Extracted records
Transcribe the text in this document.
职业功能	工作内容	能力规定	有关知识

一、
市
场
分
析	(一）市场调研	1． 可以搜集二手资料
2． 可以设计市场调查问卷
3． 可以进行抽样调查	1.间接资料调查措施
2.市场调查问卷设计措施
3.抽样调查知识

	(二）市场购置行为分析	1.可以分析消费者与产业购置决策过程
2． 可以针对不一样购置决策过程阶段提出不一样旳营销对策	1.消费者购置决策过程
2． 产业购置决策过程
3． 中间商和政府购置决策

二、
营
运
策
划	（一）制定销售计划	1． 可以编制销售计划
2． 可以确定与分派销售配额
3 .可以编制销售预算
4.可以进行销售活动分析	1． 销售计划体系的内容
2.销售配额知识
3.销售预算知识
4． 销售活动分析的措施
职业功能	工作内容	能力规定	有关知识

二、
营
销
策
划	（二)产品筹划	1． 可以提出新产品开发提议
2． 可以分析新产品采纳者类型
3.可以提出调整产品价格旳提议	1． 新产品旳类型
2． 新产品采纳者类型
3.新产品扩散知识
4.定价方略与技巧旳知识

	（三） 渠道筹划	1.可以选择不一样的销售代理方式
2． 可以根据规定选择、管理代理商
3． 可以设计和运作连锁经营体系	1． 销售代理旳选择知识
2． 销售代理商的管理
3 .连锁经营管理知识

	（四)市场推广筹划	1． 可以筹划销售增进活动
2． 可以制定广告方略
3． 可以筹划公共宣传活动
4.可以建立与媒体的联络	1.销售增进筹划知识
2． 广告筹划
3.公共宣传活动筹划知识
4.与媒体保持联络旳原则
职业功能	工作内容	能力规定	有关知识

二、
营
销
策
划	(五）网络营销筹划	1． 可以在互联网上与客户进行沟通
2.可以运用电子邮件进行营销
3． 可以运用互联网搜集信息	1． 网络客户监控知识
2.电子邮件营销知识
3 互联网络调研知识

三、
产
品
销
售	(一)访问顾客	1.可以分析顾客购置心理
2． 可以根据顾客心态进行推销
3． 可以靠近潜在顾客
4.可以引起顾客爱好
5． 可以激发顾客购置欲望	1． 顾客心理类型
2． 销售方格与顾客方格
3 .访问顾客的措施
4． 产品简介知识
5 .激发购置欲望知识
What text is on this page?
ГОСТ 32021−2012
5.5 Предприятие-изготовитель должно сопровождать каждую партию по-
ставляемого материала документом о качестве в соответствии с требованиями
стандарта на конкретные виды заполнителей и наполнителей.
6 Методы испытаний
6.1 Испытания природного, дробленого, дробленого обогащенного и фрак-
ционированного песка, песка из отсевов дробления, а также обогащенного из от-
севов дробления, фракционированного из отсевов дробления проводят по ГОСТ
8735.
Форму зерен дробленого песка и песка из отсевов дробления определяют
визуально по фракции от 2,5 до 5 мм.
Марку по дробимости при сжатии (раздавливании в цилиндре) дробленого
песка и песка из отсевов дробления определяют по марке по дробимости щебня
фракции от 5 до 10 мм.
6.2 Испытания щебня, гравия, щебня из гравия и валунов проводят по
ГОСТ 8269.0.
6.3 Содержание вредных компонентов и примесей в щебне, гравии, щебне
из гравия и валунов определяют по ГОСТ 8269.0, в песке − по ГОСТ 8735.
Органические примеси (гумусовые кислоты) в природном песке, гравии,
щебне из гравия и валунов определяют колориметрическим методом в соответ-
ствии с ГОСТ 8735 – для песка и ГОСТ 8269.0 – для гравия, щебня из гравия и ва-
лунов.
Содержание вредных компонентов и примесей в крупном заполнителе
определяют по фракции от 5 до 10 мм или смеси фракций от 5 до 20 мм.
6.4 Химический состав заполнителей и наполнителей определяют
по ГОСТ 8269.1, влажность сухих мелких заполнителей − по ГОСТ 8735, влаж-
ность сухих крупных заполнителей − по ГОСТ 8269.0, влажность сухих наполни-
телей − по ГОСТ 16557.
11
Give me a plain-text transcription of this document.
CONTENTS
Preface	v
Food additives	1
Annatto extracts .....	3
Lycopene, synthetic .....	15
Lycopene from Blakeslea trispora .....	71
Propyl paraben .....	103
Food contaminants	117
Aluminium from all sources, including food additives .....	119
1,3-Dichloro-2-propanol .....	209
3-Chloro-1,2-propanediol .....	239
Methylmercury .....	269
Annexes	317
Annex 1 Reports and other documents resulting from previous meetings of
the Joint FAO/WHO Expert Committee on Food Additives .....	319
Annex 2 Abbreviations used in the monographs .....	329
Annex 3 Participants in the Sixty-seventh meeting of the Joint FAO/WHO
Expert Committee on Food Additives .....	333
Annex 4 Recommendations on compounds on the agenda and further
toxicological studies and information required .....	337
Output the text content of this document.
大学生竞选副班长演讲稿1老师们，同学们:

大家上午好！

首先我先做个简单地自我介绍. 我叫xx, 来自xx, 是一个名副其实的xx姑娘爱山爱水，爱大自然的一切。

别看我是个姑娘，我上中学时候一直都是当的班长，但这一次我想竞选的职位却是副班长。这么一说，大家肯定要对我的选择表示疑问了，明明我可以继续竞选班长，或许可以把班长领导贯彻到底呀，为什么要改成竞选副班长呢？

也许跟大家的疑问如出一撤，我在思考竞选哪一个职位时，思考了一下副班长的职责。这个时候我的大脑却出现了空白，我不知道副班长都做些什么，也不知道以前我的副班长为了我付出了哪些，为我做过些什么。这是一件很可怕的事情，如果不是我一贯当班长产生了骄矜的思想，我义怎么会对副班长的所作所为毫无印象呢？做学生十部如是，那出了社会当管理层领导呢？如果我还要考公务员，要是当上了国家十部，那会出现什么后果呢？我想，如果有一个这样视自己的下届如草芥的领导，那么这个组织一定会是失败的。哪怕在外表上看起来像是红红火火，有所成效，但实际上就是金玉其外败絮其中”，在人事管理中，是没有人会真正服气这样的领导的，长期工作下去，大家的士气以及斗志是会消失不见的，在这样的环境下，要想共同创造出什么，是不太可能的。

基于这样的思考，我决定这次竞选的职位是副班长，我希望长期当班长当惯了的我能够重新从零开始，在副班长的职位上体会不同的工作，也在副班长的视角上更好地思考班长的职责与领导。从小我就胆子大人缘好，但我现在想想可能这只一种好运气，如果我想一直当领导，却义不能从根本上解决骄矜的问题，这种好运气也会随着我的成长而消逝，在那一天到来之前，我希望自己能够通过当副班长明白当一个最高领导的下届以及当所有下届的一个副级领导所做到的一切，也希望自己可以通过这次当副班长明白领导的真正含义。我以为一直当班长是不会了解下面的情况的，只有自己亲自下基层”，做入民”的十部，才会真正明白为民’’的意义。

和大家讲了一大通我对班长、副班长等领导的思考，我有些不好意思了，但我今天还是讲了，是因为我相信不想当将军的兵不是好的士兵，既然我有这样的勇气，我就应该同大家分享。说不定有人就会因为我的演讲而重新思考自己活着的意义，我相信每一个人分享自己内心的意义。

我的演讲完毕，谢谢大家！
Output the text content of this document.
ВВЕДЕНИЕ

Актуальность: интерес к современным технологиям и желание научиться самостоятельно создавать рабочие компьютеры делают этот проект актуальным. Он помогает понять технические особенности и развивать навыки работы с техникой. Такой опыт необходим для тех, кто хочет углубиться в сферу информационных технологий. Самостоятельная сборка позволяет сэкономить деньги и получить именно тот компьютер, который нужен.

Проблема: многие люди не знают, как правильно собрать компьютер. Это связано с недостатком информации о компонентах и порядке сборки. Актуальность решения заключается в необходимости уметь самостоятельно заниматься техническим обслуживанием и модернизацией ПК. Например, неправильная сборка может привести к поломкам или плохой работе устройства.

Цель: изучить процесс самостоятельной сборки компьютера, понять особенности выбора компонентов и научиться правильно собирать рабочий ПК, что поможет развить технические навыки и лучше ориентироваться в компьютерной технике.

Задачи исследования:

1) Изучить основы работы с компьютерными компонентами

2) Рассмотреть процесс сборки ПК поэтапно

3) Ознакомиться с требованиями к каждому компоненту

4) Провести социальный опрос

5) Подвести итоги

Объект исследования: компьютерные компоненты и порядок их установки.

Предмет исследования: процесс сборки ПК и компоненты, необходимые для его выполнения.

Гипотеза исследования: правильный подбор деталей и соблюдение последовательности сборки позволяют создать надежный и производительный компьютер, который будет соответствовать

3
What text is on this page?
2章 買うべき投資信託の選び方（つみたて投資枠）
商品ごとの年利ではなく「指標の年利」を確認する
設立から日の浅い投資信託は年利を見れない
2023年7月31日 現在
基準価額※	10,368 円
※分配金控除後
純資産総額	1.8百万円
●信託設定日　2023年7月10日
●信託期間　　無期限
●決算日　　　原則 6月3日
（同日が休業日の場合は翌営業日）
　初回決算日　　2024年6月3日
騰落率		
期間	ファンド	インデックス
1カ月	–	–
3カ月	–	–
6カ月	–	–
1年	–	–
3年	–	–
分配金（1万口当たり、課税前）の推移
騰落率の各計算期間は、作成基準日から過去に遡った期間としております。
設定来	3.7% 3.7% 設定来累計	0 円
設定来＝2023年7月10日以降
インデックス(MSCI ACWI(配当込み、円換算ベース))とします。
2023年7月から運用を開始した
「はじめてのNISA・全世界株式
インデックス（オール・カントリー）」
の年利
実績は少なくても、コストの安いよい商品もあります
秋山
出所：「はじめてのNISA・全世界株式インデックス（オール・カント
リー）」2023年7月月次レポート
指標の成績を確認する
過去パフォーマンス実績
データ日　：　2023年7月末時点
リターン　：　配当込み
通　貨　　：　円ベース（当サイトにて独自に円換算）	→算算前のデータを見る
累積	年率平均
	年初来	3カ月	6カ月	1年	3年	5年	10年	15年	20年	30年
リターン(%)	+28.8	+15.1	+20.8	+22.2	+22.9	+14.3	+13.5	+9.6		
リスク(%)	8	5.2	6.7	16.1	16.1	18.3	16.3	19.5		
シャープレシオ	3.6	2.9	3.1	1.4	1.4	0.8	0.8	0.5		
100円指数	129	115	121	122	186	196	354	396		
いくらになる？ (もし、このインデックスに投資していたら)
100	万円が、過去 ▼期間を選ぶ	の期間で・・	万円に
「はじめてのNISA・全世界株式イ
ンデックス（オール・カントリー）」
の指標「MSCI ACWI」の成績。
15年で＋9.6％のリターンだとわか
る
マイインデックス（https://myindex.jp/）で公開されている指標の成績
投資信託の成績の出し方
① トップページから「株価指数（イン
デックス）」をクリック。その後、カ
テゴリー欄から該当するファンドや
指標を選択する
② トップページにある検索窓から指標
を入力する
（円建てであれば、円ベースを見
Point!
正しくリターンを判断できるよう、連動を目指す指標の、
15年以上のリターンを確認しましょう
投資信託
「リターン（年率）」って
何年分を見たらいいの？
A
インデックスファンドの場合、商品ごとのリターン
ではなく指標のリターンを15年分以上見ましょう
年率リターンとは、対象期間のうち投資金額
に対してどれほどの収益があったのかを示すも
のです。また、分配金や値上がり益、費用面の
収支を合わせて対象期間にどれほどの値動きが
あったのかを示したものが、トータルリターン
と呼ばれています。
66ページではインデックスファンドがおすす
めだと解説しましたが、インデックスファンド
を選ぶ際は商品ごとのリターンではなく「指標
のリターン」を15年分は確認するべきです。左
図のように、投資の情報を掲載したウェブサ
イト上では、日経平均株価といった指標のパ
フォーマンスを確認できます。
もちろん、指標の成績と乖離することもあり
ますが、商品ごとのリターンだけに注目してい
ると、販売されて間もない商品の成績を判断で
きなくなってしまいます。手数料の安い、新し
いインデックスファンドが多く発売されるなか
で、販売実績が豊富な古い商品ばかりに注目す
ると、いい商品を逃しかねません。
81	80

- _Goal_:
From the records above, pick out and copy each line holding the word "сборки".

- _Written response_:
Проблема: многие люди не знают, как правильно собрать компьютер. Это связано с недостатком информации о компонентах и порядке сборки. Актуальность решения заключается в необходимости уметь самостоятельно заниматься техническим обслуживанием и модернизацией ПК. Например, неправильная сборка может привести к поломкам или плохой работе устройства.
Цель: изучить процесс самостоятельной сборки компьютера, понять особенности выбора компонентов и научиться правильно собирать рабочий ПК, что поможет развить технические навыки и лучше ориентироваться в компьютерной технике.
2) Рассмотреть процесс сборки ПК поэтапно
Предмет исследования: процесс сборки ПК и компоненты, необходимые для его выполнения.
Гипотеза исследования: правильный подбор деталей и соблюдение последовательности сборки позволяют создать надежный и производительный компьютер, который будет соответствовать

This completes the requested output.